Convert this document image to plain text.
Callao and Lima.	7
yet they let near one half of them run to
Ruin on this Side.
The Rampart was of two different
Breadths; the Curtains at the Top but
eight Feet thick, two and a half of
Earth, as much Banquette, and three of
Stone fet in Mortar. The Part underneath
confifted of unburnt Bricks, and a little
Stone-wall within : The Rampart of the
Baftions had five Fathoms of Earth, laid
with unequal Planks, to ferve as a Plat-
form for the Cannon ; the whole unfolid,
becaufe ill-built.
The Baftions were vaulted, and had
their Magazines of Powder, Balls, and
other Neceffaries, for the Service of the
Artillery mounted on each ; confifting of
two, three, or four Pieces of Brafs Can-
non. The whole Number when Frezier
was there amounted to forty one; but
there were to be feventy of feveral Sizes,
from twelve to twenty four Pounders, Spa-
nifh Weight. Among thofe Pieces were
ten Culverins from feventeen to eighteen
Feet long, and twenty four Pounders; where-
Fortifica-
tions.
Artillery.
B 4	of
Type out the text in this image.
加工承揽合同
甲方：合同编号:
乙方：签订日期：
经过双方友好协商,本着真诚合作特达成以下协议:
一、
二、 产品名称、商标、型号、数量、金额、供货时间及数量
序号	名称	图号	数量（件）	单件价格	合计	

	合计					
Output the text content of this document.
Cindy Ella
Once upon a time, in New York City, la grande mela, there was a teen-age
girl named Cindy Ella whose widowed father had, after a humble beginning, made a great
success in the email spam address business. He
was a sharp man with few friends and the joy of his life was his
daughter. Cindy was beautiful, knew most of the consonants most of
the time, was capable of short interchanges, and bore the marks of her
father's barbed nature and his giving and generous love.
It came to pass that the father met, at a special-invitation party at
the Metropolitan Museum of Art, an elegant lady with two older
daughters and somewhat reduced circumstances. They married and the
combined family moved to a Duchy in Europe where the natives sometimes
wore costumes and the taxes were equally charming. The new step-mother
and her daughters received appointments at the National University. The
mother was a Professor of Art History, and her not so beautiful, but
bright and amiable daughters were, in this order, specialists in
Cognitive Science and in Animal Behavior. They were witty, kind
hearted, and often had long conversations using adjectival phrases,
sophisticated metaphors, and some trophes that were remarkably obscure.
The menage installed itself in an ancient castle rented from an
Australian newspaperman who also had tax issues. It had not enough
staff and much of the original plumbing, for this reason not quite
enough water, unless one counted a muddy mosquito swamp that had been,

•••

:: Problem requirements ::
Find each line with the string "half" and copy it out.

:: Task solution ::
yet they let near one half of them run to
eight Feet thick, two and a half of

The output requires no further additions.